The task
Show all lines holding "einer".

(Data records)
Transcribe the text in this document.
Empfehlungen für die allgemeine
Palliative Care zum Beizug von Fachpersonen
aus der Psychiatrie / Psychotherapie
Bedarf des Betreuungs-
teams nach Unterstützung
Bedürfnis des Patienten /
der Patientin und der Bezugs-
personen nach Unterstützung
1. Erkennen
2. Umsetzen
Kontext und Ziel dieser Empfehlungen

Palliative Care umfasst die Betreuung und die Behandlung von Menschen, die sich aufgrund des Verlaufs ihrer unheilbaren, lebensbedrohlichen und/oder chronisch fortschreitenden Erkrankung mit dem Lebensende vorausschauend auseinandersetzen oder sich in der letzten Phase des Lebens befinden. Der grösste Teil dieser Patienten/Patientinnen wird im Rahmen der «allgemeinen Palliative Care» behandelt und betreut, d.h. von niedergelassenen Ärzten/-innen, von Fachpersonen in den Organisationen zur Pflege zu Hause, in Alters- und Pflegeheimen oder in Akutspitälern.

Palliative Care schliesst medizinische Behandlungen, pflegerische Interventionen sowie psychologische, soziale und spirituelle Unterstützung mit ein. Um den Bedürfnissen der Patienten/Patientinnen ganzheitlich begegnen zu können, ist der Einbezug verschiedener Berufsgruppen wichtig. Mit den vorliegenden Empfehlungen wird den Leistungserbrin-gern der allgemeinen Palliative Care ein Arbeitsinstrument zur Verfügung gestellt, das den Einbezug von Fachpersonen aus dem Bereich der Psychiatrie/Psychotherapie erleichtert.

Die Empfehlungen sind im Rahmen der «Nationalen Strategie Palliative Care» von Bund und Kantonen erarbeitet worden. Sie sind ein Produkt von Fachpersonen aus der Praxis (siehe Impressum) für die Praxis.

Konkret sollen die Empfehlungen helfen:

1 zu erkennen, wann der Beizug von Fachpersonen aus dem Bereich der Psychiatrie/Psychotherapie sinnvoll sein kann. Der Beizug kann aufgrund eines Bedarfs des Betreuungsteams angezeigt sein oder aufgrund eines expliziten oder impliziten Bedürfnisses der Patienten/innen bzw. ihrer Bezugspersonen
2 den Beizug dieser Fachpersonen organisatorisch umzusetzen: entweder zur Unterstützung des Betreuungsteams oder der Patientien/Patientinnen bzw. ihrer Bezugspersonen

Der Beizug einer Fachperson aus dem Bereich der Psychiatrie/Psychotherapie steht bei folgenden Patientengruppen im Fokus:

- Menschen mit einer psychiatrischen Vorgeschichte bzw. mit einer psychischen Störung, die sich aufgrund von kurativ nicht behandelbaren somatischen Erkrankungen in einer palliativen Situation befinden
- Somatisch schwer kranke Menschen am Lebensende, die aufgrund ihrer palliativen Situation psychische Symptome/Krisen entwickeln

Exercise response
Der Beizug einer Fachperson aus dem Bereich der Psychiatrie/Psychotherapie steht bei folgenden Patientengruppen im Fokus:
- Menschen mit einer psychiatrischen Vorgeschichte bzw. mit einer psychischen Störung, die sich aufgrund von kurativ nicht behandelbaren somatischen Erkrankungen in einer palliativen Situation befinden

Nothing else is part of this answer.